:: Given data
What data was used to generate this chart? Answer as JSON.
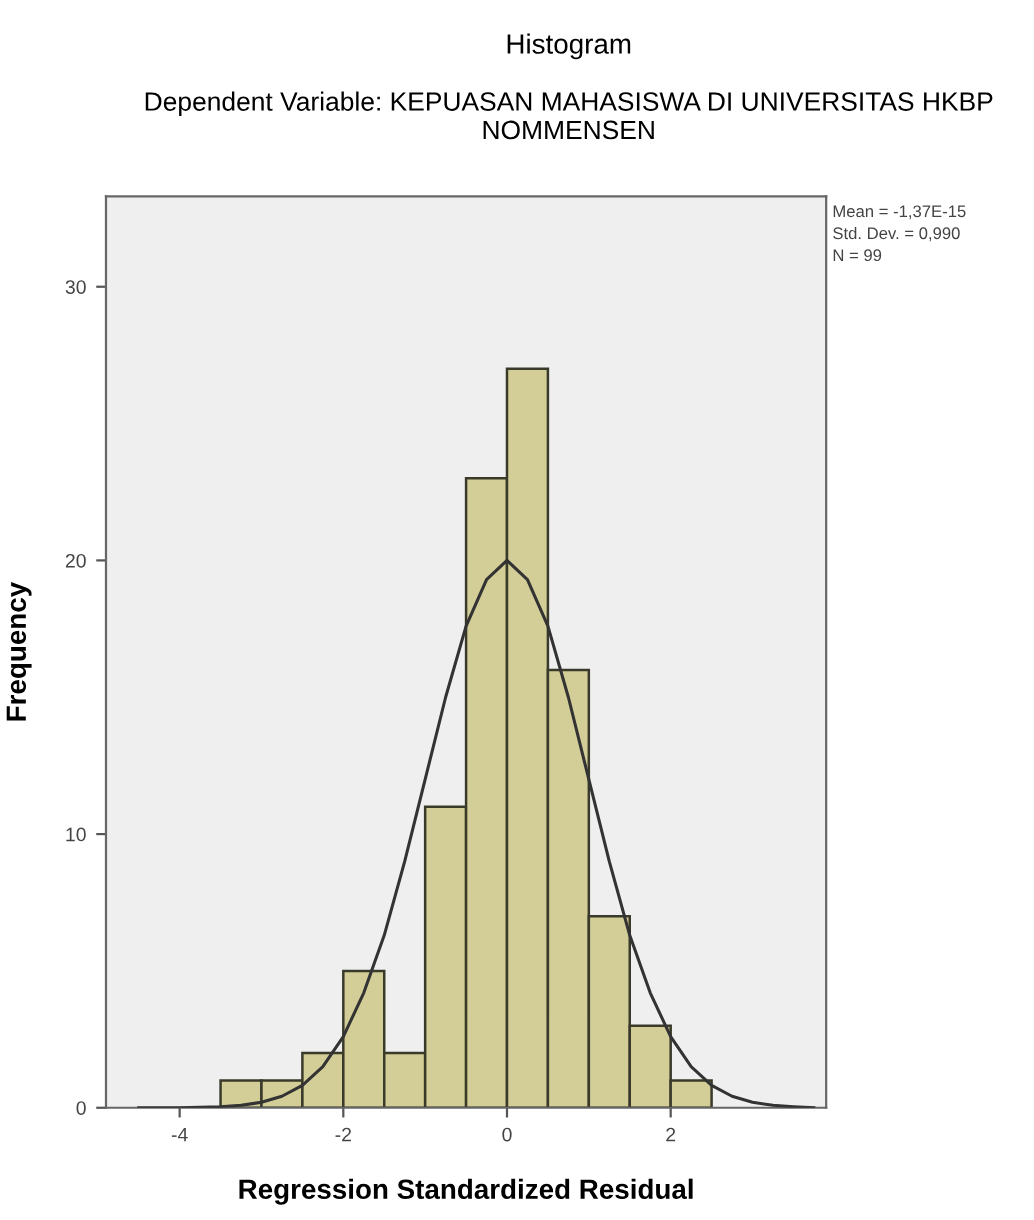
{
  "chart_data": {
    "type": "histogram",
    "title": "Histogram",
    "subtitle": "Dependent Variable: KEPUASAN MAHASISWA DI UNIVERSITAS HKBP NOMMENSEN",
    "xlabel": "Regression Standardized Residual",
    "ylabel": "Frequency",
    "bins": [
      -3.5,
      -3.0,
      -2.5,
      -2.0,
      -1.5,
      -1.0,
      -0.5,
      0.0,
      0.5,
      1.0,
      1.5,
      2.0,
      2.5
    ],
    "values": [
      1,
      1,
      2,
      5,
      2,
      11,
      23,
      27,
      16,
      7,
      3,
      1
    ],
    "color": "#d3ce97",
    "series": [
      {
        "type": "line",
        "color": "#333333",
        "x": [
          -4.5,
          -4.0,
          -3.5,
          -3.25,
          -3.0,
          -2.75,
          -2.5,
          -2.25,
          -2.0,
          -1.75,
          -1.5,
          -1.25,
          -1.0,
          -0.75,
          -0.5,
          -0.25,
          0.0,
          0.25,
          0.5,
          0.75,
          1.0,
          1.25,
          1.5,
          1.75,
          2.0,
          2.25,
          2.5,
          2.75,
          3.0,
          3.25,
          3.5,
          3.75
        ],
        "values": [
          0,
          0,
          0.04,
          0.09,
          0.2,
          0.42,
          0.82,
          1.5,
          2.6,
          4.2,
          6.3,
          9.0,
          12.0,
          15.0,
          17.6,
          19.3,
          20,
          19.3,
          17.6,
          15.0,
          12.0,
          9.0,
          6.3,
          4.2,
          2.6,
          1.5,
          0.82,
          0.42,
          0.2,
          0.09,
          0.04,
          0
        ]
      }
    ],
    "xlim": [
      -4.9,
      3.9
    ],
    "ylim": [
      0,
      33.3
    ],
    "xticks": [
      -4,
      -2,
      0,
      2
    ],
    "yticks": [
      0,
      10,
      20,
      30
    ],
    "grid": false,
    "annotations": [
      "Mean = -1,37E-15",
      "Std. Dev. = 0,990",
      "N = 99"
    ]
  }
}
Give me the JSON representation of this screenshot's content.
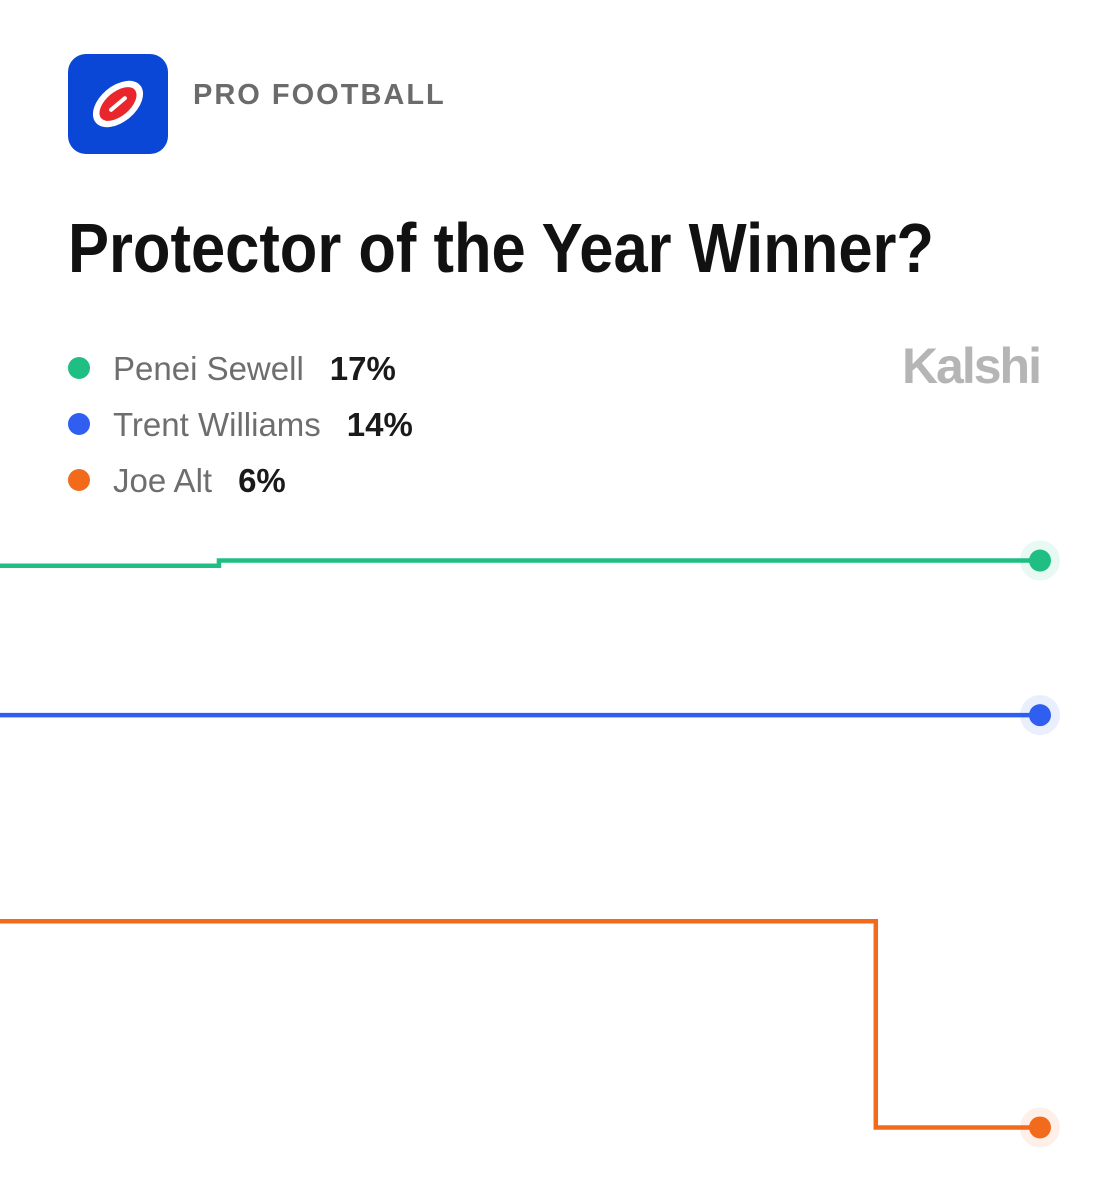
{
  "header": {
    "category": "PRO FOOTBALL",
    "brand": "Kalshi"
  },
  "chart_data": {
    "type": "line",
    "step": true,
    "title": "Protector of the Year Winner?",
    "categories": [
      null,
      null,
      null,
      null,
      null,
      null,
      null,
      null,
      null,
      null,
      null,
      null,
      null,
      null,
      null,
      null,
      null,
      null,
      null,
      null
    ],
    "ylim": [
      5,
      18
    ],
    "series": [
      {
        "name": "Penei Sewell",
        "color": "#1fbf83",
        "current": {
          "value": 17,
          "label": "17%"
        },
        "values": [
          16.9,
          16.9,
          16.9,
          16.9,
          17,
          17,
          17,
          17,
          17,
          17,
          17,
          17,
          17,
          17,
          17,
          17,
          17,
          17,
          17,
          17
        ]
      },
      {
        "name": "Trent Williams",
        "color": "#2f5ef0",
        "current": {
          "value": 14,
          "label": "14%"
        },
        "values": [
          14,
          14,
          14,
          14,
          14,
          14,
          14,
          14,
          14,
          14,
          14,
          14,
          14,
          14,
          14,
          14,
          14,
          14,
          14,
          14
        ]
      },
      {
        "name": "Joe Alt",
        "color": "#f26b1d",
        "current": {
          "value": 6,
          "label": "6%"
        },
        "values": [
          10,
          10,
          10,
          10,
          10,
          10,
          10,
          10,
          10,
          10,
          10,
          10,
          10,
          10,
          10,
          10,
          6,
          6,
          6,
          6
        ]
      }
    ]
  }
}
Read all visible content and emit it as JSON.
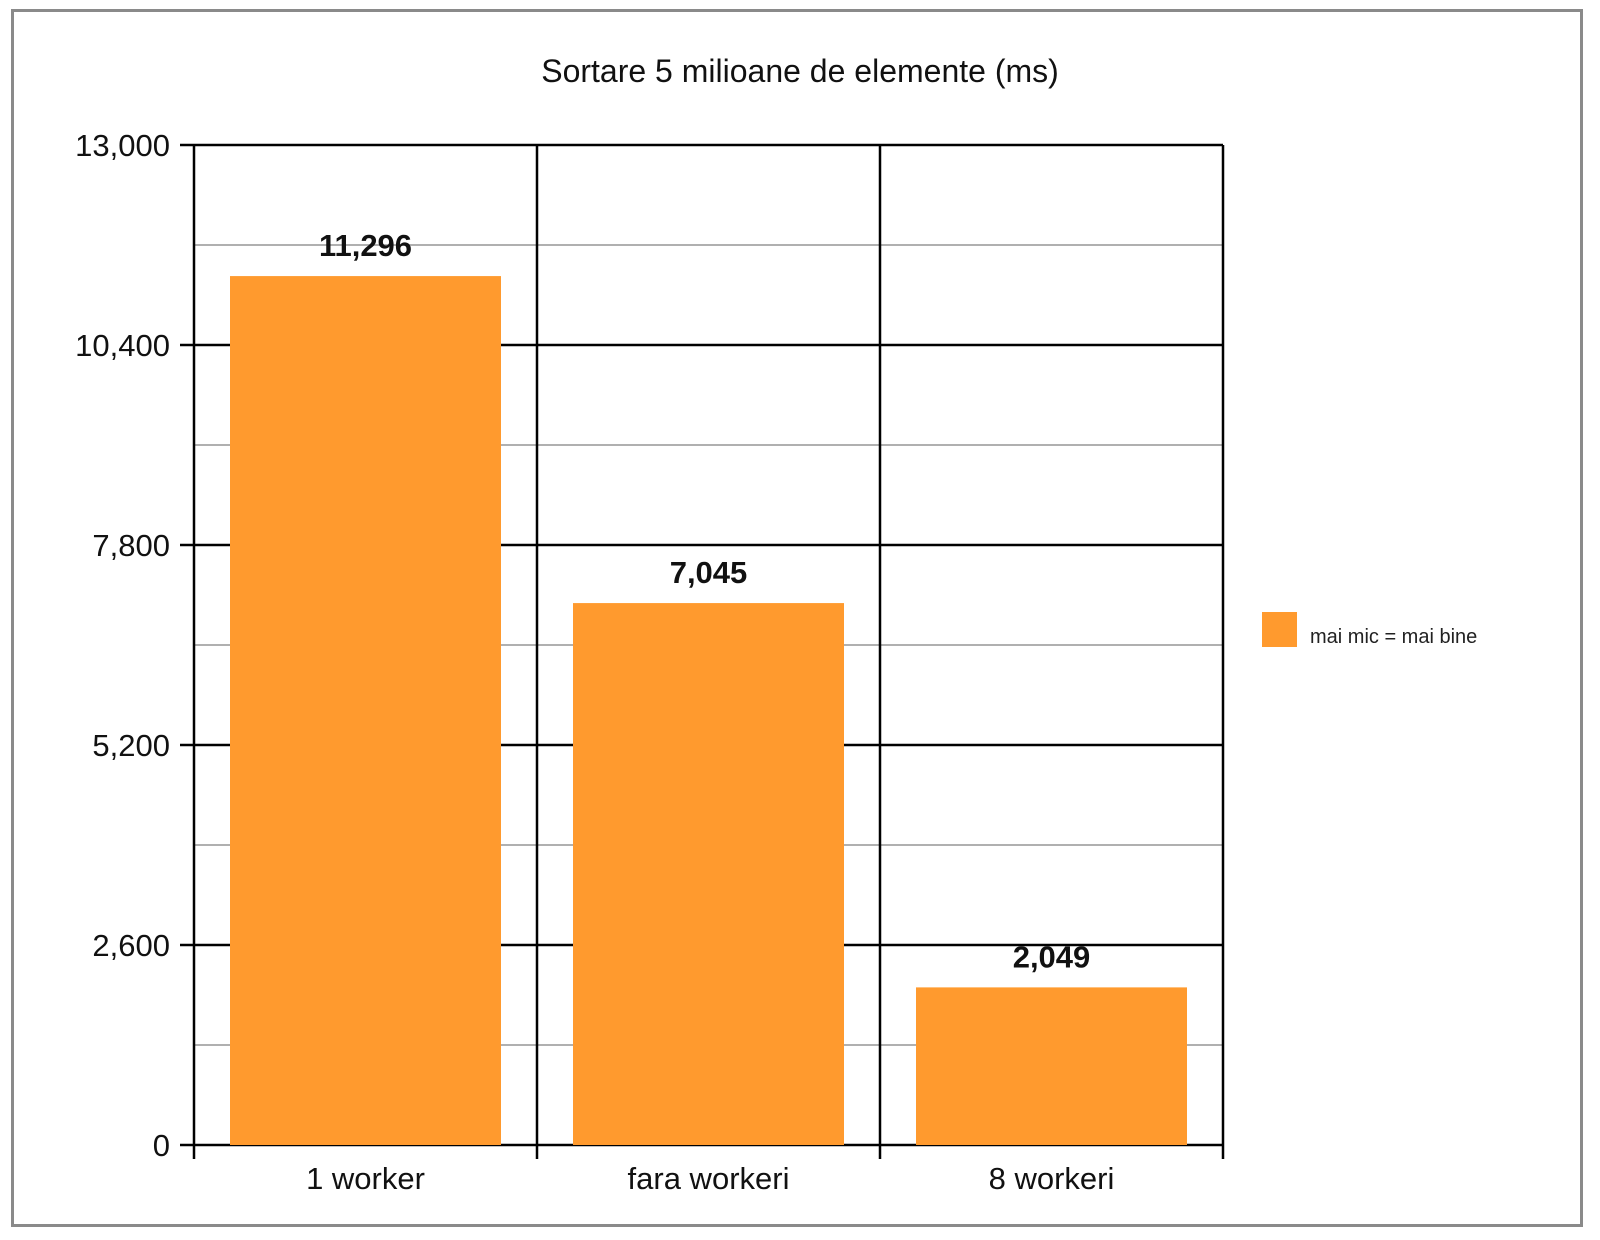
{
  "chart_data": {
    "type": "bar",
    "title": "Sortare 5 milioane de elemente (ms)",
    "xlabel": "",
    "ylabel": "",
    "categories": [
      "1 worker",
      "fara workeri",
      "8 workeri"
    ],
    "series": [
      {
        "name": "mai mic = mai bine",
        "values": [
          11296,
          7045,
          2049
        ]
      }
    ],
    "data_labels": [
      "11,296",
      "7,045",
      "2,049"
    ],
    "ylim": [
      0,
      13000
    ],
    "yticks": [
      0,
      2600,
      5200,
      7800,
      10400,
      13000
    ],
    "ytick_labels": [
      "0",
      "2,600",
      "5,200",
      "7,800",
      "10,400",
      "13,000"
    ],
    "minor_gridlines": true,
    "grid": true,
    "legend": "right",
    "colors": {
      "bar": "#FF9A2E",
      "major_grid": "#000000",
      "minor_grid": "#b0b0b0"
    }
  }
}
::::
Task to complete:
Set down, unchanged, only the lines running from the line with "Read all visible content and emit it as JSON." to the last line, including both. Pictures stay out of the copy.

Final answer:
Read all visible content and emit it as JSON.
{
  "chart_data": {
    "type": "bar",
    "title": "Sortare 5 milioane de elemente (ms)",
    "xlabel": "",
    "ylabel": "",
    "categories": [
      "1 worker",
      "fara workeri",
      "8 workeri"
    ],
    "series": [
      {
        "name": "mai mic = mai bine",
        "values": [
          11296,
          7045,
          2049
        ]
      }
    ],
    "data_labels": [
      "11,296",
      "7,045",
      "2,049"
    ],
    "ylim": [
      0,
      13000
    ],
    "yticks": [
      0,
      2600,
      5200,
      7800,
      10400,
      13000
    ],
    "ytick_labels": [
      "0",
      "2,600",
      "5,200",
      "7,800",
      "10,400",
      "13,000"
    ],
    "minor_gridlines": true,
    "grid": true,
    "legend": "right",
    "colors": {
      "bar": "#FF9A2E",
      "major_grid": "#000000",
      "minor_grid": "#b0b0b0"
    }
  }
}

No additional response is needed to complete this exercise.